## Start TASK DATA

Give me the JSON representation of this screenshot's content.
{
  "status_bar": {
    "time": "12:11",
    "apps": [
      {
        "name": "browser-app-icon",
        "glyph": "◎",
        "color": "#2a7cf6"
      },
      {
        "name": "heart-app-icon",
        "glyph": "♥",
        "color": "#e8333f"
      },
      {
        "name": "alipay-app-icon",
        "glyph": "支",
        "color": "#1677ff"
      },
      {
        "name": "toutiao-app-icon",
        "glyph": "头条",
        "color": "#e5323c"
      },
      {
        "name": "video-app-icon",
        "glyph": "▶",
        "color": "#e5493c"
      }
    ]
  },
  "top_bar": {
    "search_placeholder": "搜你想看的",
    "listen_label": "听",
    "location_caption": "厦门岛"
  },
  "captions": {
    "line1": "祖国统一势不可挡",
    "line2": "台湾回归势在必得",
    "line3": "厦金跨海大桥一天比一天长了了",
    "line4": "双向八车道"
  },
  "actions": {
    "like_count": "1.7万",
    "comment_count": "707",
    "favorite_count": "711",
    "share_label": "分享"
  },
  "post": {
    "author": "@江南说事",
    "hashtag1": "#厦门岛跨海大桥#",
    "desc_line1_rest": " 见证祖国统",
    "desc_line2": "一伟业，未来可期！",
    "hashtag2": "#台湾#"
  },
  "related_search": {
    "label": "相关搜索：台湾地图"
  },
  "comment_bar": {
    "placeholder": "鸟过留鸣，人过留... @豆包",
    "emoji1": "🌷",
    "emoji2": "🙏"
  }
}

## End TASK DATA

**JOB**
Retype every entry above, word for word.

**SOLUTION**
Give me the JSON representation of this screenshot's content.
{
  "status_bar": {
    "time": "12:11",
    "apps": [
      {
        "name": "browser-app-icon",
        "glyph": "◎",
        "color": "#2a7cf6"
      },
      {
        "name": "heart-app-icon",
        "glyph": "♥",
        "color": "#e8333f"
      },
      {
        "name": "alipay-app-icon",
        "glyph": "支",
        "color": "#1677ff"
      },
      {
        "name": "toutiao-app-icon",
        "glyph": "头条",
        "color": "#e5323c"
      },
      {
        "name": "video-app-icon",
        "glyph": "▶",
        "color": "#e5493c"
      }
    ]
  },
  "top_bar": {
    "search_placeholder": "搜你想看的",
    "listen_label": "听",
    "location_caption": "厦门岛"
  },
  "captions": {
    "line1": "祖国统一势不可挡",
    "line2": "台湾回归势在必得",
    "line3": "厦金跨海大桥一天比一天长了了",
    "line4": "双向八车道"
  },
  "actions": {
    "like_count": "1.7万",
    "comment_count": "707",
    "favorite_count": "711",
    "share_label": "分享"
  },
  "post": {
    "author": "@江南说事",
    "hashtag1": "#厦门岛跨海大桥#",
    "desc_line1_rest": " 见证祖国统",
    "desc_line2": "一伟业，未来可期！",
    "hashtag2": "#台湾#"
  },
  "related_search": {
    "label": "相关搜索：台湾地图"
  },
  "comment_bar": {
    "placeholder": "鸟过留鸣，人过留... @豆包",
    "emoji1": "🌷",
    "emoji2": "🙏"
  }
}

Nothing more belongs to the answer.